begin DATASET RECORDS

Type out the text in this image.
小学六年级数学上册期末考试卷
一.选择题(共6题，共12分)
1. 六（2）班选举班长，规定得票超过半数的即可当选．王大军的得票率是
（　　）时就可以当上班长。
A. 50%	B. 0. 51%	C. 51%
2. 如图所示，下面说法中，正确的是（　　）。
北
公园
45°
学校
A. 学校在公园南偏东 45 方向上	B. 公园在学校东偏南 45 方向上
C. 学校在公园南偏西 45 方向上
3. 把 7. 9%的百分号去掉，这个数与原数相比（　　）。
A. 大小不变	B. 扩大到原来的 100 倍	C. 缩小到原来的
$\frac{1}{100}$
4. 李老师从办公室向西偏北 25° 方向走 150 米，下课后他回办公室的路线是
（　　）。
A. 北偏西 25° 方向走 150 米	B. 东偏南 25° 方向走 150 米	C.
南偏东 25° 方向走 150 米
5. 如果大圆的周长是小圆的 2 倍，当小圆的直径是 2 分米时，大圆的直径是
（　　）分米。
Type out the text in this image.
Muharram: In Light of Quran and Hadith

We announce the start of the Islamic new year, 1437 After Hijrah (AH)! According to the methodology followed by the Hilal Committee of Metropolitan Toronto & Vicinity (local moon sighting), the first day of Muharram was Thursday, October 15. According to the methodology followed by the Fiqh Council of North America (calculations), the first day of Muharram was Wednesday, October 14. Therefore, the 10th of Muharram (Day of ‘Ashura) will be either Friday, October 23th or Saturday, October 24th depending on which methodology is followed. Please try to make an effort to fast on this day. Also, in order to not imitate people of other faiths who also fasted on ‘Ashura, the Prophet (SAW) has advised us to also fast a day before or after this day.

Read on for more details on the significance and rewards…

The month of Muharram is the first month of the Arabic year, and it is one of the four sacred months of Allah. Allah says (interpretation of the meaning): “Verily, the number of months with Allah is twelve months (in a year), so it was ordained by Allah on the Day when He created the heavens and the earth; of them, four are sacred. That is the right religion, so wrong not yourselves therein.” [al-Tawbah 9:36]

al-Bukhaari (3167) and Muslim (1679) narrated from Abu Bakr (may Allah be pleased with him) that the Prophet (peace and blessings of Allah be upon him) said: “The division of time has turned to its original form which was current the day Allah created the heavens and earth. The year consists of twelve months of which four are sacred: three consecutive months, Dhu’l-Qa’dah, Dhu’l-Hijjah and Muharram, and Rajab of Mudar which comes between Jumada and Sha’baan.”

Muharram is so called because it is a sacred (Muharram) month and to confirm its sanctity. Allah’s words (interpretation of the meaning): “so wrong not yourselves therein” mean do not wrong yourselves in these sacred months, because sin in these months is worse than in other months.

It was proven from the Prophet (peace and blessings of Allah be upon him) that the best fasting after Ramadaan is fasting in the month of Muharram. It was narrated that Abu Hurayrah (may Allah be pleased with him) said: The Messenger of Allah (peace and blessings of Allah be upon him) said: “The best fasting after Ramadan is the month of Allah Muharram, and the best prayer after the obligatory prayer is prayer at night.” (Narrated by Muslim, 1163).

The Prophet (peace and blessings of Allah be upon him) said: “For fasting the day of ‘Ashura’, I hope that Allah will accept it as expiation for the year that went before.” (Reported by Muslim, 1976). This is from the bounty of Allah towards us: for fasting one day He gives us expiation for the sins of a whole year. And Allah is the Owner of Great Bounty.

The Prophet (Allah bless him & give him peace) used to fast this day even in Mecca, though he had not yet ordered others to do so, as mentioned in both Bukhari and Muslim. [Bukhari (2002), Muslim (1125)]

end DATASET RECORDS

Please set down the whole listing above without altering a single line.

#### PROBLEM SOLUTION
Type out the text in this image.
小学六年级数学上册期末考试卷
一.选择题(共6题，共12分)
1. 六（2）班选举班长，规定得票超过半数的即可当选．王大军的得票率是
（　　）时就可以当上班长。
A. 50%	B. 0. 51%	C. 51%
2. 如图所示，下面说法中，正确的是（　　）。
北
公园
45°
学校
A. 学校在公园南偏东 45 方向上	B. 公园在学校东偏南 45 方向上
C. 学校在公园南偏西 45 方向上
3. 把 7. 9%的百分号去掉，这个数与原数相比（　　）。
A. 大小不变	B. 扩大到原来的 100 倍	C. 缩小到原来的
$\frac{1}{100}$
4. 李老师从办公室向西偏北 25° 方向走 150 米，下课后他回办公室的路线是
（　　）。
A. 北偏西 25° 方向走 150 米	B. 东偏南 25° 方向走 150 米	C.
南偏东 25° 方向走 150 米
5. 如果大圆的周长是小圆的 2 倍，当小圆的直径是 2 分米时，大圆的直径是
（　　）分米。
Type out the text in this image.
Muharram: In Light of Quran and Hadith

We announce the start of the Islamic new year, 1437 After Hijrah (AH)! According to the methodology followed by the Hilal Committee of Metropolitan Toronto & Vicinity (local moon sighting), the first day of Muharram was Thursday, October 15. According to the methodology followed by the Fiqh Council of North America (calculations), the first day of Muharram was Wednesday, October 14. Therefore, the 10th of Muharram (Day of ‘Ashura) will be either Friday, October 23th or Saturday, October 24th depending on which methodology is followed. Please try to make an effort to fast on this day. Also, in order to not imitate people of other faiths who also fasted on ‘Ashura, the Prophet (SAW) has advised us to also fast a day before or after this day.

Read on for more details on the significance and rewards…

The month of Muharram is the first month of the Arabic year, and it is one of the four sacred months of Allah. Allah says (interpretation of the meaning): “Verily, the number of months with Allah is twelve months (in a year), so it was ordained by Allah on the Day when He created the heavens and the earth; of them, four are sacred. That is the right religion, so wrong not yourselves therein.” [al-Tawbah 9:36]

al-Bukhaari (3167) and Muslim (1679) narrated from Abu Bakr (may Allah be pleased with him) that the Prophet (peace and blessings of Allah be upon him) said: “The division of time has turned to its original form which was current the day Allah created the heavens and earth. The year consists of twelve months of which four are sacred: three consecutive months, Dhu’l-Qa’dah, Dhu’l-Hijjah and Muharram, and Rajab of Mudar which comes between Jumada and Sha’baan.”

Muharram is so called because it is a sacred (Muharram) month and to confirm its sanctity. Allah’s words (interpretation of the meaning): “so wrong not yourselves therein” mean do not wrong yourselves in these sacred months, because sin in these months is worse than in other months.

It was proven from the Prophet (peace and blessings of Allah be upon him) that the best fasting after Ramadaan is fasting in the month of Muharram. It was narrated that Abu Hurayrah (may Allah be pleased with him) said: The Messenger of Allah (peace and blessings of Allah be upon him) said: “The best fasting after Ramadan is the month of Allah Muharram, and the best prayer after the obligatory prayer is prayer at night.” (Narrated by Muslim, 1163).

The Prophet (peace and blessings of Allah be upon him) said: “For fasting the day of ‘Ashura’, I hope that Allah will accept it as expiation for the year that went before.” (Reported by Muslim, 1976). This is from the bounty of Allah towards us: for fasting one day He gives us expiation for the sins of a whole year. And Allah is the Owner of Great Bounty.

The Prophet (Allah bless him & give him peace) used to fast this day even in Mecca, though he had not yet ordered others to do so, as mentioned in both Bukhari and Muslim. [Bukhari (2002), Muslim (1125)]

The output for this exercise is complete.